=== DATA SHOWN ===
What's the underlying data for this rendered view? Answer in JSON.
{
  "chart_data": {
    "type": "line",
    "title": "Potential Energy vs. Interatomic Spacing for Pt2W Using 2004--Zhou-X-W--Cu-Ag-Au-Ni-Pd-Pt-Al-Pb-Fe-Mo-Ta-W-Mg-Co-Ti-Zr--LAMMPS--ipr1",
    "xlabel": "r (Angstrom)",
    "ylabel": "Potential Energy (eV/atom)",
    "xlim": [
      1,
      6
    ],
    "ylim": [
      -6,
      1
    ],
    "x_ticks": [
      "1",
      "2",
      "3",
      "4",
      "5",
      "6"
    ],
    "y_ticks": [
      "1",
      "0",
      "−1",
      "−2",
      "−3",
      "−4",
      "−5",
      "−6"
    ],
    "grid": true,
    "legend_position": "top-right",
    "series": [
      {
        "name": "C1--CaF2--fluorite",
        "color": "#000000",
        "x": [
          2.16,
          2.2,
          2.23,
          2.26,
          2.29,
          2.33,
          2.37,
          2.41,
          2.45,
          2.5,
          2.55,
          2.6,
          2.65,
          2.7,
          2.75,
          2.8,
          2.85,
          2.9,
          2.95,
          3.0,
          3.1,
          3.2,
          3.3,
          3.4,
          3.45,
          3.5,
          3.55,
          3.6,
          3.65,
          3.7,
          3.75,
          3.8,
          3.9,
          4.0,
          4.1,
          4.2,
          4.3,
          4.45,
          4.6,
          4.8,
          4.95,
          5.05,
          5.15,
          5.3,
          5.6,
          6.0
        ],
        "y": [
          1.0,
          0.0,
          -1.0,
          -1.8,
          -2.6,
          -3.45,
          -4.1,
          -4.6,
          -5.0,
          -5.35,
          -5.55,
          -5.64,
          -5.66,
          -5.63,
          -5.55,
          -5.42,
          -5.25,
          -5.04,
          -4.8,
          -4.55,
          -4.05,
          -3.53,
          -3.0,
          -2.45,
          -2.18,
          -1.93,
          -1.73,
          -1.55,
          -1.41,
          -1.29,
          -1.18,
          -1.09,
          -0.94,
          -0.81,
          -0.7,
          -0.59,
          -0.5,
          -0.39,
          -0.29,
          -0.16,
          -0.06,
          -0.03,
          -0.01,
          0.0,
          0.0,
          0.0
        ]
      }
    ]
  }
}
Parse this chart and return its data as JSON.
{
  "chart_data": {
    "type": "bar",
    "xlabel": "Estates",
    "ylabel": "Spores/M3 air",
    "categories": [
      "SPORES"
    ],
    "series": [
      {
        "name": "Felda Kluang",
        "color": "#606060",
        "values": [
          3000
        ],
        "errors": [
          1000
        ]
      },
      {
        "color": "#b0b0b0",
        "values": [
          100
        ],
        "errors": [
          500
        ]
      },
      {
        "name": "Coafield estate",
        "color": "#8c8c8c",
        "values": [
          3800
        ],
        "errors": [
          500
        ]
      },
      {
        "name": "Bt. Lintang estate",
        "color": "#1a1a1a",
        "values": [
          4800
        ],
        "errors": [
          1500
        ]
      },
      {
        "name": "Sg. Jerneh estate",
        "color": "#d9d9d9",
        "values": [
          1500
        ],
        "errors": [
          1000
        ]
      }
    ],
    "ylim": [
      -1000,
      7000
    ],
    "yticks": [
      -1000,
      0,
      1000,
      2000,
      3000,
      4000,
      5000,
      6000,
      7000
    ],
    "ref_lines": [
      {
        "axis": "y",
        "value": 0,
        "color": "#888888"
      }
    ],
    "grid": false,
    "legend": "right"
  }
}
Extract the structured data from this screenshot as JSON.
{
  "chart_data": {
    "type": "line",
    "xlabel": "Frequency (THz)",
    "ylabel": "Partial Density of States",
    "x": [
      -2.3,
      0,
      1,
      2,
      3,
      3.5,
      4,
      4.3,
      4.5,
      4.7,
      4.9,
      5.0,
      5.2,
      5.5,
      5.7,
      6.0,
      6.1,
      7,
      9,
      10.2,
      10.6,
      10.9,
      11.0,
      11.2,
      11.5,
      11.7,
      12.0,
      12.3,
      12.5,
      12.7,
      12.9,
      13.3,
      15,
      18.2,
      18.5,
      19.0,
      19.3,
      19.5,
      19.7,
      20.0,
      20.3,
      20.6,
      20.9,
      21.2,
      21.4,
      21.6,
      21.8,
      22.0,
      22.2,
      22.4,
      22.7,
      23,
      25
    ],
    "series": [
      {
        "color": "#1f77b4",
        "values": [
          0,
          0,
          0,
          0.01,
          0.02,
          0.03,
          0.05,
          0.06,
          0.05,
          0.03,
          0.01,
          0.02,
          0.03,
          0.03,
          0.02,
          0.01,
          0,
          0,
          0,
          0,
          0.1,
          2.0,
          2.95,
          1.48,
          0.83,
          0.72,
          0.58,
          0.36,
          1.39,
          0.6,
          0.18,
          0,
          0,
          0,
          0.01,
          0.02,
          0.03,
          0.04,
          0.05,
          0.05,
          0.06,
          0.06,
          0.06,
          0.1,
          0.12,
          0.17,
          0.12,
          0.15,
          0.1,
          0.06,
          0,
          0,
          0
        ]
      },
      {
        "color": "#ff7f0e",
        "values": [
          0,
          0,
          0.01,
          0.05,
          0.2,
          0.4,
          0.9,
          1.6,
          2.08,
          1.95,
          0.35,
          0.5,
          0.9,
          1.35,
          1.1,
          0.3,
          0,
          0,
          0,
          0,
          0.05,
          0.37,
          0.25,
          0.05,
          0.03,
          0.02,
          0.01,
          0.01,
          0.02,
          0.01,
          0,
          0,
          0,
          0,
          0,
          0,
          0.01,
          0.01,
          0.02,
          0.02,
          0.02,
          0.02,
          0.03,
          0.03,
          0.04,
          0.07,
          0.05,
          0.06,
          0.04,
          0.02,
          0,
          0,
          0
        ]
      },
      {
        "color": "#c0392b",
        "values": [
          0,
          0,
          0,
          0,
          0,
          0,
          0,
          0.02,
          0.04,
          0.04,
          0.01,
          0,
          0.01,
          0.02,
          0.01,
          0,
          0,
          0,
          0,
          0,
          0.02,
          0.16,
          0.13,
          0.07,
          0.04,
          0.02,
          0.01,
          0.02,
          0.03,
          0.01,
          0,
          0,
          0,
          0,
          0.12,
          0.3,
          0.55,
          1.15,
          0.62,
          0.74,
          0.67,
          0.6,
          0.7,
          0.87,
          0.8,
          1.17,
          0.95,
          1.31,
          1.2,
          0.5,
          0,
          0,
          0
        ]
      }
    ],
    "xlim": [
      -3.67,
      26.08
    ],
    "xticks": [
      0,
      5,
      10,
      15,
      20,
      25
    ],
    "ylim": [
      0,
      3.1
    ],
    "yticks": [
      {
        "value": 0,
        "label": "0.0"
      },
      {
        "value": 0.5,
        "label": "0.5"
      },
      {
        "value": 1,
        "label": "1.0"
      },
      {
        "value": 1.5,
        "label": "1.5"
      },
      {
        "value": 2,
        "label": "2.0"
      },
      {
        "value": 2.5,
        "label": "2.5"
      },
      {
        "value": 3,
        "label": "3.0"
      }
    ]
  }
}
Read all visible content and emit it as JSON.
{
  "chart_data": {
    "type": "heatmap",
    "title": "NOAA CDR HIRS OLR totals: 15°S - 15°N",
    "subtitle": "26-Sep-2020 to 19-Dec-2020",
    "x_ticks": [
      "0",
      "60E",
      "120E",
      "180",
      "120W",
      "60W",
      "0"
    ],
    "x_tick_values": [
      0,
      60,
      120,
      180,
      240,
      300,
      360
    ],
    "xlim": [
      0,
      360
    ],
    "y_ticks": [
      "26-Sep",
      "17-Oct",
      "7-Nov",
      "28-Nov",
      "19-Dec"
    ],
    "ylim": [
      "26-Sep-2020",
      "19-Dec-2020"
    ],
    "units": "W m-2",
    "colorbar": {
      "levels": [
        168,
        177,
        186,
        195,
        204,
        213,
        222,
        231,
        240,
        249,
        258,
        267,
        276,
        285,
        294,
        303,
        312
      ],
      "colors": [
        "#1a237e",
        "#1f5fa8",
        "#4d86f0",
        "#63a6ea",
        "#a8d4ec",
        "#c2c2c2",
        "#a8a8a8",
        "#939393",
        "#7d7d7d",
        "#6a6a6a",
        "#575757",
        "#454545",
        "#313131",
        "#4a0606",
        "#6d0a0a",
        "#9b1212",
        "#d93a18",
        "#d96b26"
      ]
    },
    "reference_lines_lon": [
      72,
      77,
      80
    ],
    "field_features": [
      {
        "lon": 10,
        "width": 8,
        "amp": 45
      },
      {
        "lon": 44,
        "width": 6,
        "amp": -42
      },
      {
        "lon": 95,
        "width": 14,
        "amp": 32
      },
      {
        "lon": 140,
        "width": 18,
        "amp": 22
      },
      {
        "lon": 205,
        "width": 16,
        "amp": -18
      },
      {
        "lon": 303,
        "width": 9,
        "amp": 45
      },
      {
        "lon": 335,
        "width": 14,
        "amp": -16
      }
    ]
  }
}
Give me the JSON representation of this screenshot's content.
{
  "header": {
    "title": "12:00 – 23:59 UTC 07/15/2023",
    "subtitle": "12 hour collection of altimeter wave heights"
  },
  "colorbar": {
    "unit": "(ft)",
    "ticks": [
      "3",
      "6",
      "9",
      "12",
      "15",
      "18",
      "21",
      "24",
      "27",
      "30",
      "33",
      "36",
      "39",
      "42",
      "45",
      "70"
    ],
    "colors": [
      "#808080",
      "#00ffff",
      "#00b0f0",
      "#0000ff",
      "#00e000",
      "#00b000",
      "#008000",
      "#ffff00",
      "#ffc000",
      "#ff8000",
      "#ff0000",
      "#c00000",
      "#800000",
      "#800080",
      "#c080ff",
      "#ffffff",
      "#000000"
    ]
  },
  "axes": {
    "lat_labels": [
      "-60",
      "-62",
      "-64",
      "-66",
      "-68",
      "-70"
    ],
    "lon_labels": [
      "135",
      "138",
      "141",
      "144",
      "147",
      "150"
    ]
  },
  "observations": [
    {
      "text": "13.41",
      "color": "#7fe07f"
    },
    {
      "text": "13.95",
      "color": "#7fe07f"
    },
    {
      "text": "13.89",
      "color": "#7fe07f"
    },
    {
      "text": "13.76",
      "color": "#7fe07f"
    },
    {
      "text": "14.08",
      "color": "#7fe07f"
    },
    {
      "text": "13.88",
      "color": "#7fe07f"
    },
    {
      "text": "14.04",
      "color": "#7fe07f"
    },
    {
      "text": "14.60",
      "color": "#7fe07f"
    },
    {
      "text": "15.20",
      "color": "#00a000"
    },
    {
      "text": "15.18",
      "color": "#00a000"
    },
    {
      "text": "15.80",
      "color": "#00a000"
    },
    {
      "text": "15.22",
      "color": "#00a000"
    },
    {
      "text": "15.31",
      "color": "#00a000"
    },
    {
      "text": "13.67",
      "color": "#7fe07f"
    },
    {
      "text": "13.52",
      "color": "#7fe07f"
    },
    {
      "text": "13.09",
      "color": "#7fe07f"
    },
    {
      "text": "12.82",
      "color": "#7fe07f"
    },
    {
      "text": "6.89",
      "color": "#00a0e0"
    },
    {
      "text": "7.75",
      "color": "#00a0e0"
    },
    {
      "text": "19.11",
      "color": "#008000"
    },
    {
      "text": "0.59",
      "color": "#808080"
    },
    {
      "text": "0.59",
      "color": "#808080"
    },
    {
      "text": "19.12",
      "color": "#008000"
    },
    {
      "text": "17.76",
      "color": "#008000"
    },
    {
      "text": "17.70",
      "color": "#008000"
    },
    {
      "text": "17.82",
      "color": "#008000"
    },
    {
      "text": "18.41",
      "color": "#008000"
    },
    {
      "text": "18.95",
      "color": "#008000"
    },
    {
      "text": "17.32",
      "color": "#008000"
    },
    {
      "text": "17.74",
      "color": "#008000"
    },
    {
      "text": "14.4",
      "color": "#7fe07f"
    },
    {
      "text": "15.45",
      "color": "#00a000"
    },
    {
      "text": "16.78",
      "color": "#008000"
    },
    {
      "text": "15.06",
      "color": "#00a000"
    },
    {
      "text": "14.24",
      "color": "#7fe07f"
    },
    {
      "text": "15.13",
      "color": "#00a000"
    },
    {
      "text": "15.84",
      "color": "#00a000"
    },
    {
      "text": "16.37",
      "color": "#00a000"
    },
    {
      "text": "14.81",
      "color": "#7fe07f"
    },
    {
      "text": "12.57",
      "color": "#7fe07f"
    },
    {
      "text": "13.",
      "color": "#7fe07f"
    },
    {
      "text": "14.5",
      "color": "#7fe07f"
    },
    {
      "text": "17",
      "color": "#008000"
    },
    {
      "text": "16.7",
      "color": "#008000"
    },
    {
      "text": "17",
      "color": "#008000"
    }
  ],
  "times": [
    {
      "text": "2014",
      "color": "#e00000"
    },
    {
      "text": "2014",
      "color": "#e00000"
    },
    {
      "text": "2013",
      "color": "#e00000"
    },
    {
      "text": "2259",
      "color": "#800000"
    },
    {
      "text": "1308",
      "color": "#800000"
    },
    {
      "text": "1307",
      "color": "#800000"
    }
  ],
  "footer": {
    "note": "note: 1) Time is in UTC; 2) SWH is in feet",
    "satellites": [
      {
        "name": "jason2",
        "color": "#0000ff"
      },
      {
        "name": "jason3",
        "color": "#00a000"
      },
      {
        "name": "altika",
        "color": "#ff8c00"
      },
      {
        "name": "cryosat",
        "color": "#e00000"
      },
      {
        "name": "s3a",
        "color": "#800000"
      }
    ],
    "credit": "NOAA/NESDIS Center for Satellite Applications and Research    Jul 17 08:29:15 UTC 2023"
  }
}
===
▶ _TASK_
Copy in full each line that holds the word "name".

▶ _EXERCISE ANSWER_
        "name": "C1--CaF2--fluorite",
        "name": "Felda Kluang",
        "name": "Coafield estate",
        "name": "Bt. Lintang estate",
        "name": "Sg. Jerneh estate",
        "name": "jason2",
        "name": "jason3",
        "name": "altika",
        "name": "cryosat",
        "name": "s3a",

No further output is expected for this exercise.